Stored records

□ □ □ □ □ □ □

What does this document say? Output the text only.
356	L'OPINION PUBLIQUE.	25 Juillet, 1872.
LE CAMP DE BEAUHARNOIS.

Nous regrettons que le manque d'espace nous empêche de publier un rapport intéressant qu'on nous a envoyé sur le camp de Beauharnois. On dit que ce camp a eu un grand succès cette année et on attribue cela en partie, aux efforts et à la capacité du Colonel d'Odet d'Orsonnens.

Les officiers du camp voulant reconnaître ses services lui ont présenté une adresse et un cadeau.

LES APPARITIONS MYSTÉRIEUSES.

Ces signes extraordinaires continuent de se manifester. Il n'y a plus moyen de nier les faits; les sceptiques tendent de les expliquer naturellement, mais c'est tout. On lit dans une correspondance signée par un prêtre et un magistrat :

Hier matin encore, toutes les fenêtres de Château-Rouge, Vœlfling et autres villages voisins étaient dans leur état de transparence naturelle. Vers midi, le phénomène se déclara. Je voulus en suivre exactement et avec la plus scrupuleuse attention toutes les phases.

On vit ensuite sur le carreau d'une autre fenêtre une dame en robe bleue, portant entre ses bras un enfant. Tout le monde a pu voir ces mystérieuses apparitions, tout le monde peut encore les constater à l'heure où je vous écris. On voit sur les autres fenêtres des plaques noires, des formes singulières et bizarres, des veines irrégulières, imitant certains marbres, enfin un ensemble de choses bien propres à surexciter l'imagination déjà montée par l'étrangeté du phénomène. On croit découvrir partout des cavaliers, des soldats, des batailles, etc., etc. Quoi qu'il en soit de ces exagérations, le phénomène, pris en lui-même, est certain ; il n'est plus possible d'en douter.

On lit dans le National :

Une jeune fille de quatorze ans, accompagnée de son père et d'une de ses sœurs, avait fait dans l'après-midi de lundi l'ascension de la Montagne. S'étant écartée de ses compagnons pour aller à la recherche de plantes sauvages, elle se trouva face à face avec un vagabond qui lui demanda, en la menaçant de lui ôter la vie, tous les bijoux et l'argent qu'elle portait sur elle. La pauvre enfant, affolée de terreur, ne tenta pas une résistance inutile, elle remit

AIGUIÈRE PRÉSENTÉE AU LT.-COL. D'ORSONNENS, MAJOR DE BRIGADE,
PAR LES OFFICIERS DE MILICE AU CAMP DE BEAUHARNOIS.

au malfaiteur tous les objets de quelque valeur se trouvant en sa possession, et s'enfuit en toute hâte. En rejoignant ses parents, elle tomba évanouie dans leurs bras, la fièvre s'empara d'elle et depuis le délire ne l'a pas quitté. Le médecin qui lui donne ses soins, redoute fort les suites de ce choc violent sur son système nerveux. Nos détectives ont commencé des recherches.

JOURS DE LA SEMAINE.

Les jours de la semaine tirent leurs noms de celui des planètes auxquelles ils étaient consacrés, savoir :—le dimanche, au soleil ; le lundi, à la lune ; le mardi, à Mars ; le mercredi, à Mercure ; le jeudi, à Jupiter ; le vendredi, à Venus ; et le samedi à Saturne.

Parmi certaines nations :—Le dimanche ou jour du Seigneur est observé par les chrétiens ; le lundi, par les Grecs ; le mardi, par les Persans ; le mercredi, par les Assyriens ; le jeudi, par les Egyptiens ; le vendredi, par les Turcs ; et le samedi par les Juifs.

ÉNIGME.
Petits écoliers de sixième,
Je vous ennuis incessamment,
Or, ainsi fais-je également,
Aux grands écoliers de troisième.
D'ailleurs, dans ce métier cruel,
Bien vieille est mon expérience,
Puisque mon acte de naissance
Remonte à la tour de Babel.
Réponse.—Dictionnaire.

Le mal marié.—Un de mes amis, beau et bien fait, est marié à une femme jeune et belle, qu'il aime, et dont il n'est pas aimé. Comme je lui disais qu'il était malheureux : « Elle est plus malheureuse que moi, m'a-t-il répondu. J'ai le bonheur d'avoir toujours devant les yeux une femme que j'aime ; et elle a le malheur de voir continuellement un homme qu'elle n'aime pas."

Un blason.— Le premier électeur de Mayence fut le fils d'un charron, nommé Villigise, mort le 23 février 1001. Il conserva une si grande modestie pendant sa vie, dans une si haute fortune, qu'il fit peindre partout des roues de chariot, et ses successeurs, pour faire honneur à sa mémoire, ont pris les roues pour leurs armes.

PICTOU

□ □ □ □ □ □ □

Look through the data above. Find each line with the string "étaient" and copy it.

Written solution:
Hier matin encore, toutes les fenêtres de Château-Rouge, Vœlfling et autres villages voisins étaient dans leur état de transparence naturelle. Vers midi, le phénomène se déclara. Je voulus en suivre exactement et avec la plus scrupuleuse attention toutes les phases.
Les jours de la semaine tirent leurs noms de celui des planètes auxquelles ils étaient consacrés, savoir :—le dimanche, au soleil ; le lundi, à la lune ; le mardi, à Mars ; le mercredi, à Mercure ; le jeudi, à Jupiter ; le vendredi, à Venus ; et le samedi à Saturne.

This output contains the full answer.